Your task:
Report the number of lines containing "Období", with no other words.

Chart and figure data:

::::::::

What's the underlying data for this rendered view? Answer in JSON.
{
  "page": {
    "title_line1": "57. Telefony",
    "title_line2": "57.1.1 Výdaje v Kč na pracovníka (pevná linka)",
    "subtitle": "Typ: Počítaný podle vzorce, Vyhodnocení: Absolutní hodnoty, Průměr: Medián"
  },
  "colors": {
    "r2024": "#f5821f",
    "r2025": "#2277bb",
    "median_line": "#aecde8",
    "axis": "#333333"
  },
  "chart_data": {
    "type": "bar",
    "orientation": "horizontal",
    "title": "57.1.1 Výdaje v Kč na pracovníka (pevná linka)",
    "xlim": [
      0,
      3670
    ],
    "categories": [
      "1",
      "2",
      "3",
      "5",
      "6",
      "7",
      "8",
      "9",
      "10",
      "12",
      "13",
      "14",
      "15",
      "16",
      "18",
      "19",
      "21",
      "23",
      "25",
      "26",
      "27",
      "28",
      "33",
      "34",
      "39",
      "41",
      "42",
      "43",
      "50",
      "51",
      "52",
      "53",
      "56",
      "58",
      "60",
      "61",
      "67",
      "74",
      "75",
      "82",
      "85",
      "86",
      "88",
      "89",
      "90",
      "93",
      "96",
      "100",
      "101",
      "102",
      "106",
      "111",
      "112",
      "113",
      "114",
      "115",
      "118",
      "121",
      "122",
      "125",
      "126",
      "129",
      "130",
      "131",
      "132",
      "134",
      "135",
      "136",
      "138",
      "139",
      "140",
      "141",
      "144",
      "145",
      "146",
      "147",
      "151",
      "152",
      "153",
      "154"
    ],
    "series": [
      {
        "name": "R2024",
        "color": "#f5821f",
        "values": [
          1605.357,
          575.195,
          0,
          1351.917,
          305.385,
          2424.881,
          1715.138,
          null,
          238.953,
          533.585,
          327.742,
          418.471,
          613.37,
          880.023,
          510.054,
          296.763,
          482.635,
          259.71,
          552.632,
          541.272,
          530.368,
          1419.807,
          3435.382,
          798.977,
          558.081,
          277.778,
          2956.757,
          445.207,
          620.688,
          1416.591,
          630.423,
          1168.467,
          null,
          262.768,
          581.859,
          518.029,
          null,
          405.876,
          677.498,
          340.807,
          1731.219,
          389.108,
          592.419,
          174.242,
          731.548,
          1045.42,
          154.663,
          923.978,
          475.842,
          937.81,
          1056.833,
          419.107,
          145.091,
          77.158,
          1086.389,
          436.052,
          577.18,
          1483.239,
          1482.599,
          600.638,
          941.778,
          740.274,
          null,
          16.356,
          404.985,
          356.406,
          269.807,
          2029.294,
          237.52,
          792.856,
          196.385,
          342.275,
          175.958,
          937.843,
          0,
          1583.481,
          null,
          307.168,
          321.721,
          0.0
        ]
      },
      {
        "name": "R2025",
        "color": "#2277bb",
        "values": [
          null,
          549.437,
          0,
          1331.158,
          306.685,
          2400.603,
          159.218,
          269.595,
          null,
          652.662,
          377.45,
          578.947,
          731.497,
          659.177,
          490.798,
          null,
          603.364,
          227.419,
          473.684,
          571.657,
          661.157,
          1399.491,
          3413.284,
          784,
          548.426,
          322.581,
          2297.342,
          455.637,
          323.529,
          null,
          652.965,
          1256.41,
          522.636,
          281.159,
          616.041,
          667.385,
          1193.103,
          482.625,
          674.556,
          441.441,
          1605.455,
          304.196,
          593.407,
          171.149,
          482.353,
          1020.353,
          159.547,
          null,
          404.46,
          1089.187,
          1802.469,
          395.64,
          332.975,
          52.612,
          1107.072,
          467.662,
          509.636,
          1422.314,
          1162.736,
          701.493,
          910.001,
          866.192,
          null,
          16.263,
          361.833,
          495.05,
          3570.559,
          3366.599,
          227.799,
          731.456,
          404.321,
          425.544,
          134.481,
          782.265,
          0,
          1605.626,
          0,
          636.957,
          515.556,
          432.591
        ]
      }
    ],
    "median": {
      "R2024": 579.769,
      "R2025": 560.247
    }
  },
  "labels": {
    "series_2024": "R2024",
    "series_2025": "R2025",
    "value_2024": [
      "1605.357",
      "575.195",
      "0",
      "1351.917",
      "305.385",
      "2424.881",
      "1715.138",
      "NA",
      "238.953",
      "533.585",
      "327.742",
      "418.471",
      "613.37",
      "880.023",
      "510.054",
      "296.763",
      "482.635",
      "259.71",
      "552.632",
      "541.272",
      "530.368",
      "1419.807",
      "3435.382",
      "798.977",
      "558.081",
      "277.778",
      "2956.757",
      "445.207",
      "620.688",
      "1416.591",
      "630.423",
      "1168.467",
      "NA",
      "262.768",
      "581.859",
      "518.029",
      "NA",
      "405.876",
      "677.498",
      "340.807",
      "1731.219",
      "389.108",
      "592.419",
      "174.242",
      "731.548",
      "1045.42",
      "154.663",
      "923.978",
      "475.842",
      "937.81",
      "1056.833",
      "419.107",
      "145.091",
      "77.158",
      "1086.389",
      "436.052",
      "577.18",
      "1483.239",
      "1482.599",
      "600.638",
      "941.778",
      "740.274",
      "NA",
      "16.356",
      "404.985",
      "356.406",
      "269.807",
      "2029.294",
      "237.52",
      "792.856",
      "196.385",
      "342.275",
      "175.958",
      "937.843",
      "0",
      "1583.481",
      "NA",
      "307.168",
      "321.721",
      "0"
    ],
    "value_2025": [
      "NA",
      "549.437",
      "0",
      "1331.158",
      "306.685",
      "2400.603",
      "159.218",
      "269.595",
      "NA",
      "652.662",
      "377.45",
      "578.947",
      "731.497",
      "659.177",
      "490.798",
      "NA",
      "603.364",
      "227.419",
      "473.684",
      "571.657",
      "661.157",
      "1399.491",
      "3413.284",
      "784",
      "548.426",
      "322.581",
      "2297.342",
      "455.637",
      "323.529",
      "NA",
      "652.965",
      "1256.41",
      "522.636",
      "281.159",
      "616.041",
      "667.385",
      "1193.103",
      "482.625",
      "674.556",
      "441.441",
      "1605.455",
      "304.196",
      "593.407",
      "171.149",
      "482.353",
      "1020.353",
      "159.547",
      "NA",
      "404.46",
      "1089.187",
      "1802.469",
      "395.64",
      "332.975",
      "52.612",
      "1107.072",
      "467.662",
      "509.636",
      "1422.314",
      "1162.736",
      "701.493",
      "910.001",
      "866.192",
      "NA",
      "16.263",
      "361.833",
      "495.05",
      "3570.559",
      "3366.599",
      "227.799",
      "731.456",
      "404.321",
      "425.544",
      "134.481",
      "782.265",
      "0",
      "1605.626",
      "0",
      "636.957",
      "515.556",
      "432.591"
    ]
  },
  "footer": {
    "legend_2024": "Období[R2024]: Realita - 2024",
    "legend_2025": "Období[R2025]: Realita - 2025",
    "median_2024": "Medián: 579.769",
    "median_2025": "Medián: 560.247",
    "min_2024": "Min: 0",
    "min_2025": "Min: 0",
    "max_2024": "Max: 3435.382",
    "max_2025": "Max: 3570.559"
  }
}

::::::::

Output for this task:
2